_Extracted material_:
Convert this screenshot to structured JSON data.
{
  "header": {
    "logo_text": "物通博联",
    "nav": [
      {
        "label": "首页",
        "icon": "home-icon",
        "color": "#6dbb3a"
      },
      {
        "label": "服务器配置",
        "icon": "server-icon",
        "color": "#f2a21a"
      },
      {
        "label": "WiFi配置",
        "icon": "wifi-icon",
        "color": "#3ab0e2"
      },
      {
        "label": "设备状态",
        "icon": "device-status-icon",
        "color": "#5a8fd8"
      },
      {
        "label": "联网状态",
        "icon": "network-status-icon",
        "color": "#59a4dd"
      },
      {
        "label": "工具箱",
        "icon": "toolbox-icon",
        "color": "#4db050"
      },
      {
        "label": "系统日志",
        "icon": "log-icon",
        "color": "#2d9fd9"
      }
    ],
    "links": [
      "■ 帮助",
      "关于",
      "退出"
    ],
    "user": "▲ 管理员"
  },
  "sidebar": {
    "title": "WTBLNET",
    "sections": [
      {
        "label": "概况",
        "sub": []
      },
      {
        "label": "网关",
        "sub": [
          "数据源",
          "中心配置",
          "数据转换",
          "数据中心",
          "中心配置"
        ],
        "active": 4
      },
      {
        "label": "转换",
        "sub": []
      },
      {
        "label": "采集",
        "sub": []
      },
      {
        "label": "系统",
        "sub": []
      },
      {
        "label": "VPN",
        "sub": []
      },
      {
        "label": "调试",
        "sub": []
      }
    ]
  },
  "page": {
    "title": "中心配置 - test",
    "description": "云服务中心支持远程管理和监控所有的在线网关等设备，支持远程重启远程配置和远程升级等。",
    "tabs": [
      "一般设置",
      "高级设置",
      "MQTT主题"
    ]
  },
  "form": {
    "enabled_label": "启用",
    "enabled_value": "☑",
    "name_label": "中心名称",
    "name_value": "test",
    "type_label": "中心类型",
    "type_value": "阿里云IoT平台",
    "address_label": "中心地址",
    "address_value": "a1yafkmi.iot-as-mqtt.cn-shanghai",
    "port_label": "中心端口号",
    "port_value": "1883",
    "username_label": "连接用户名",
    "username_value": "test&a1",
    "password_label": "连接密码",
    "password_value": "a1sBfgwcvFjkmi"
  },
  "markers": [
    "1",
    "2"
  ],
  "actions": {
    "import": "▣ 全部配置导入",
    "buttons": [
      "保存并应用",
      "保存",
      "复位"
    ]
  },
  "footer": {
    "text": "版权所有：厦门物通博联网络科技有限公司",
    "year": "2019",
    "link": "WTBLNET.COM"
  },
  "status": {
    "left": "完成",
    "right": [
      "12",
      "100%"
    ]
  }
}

_Your objective_: All of the entries must be quoted exactly; please include each one.

_Exercise solution_:
Convert this screenshot to structured JSON data.
{
  "header": {
    "logo_text": "物通博联",
    "nav": [
      {
        "label": "首页",
        "icon": "home-icon",
        "color": "#6dbb3a"
      },
      {
        "label": "服务器配置",
        "icon": "server-icon",
        "color": "#f2a21a"
      },
      {
        "label": "WiFi配置",
        "icon": "wifi-icon",
        "color": "#3ab0e2"
      },
      {
        "label": "设备状态",
        "icon": "device-status-icon",
        "color": "#5a8fd8"
      },
      {
        "label": "联网状态",
        "icon": "network-status-icon",
        "color": "#59a4dd"
      },
      {
        "label": "工具箱",
        "icon": "toolbox-icon",
        "color": "#4db050"
      },
      {
        "label": "系统日志",
        "icon": "log-icon",
        "color": "#2d9fd9"
      }
    ],
    "links": [
      "■ 帮助",
      "关于",
      "退出"
    ],
    "user": "▲ 管理员"
  },
  "sidebar": {
    "title": "WTBLNET",
    "sections": [
      {
        "label": "概况",
        "sub": []
      },
      {
        "label": "网关",
        "sub": [
          "数据源",
          "中心配置",
          "数据转换",
          "数据中心",
          "中心配置"
        ],
        "active": 4
      },
      {
        "label": "转换",
        "sub": []
      },
      {
        "label": "采集",
        "sub": []
      },
      {
        "label": "系统",
        "sub": []
      },
      {
        "label": "VPN",
        "sub": []
      },
      {
        "label": "调试",
        "sub": []
      }
    ]
  },
  "page": {
    "title": "中心配置 - test",
    "description": "云服务中心支持远程管理和监控所有的在线网关等设备，支持远程重启远程配置和远程升级等。",
    "tabs": [
      "一般设置",
      "高级设置",
      "MQTT主题"
    ]
  },
  "form": {
    "enabled_label": "启用",
    "enabled_value": "☑",
    "name_label": "中心名称",
    "name_value": "test",
    "type_label": "中心类型",
    "type_value": "阿里云IoT平台",
    "address_label": "中心地址",
    "address_value": "a1yafkmi.iot-as-mqtt.cn-shanghai",
    "port_label": "中心端口号",
    "port_value": "1883",
    "username_label": "连接用户名",
    "username_value": "test&a1",
    "password_label": "连接密码",
    "password_value": "a1sBfgwcvFjkmi"
  },
  "markers": [
    "1",
    "2"
  ],
  "actions": {
    "import": "▣ 全部配置导入",
    "buttons": [
      "保存并应用",
      "保存",
      "复位"
    ]
  },
  "footer": {
    "text": "版权所有：厦门物通博联网络科技有限公司",
    "year": "2019",
    "link": "WTBLNET.COM"
  },
  "status": {
    "left": "完成",
    "right": [
      "12",
      "100%"
    ]
  }
}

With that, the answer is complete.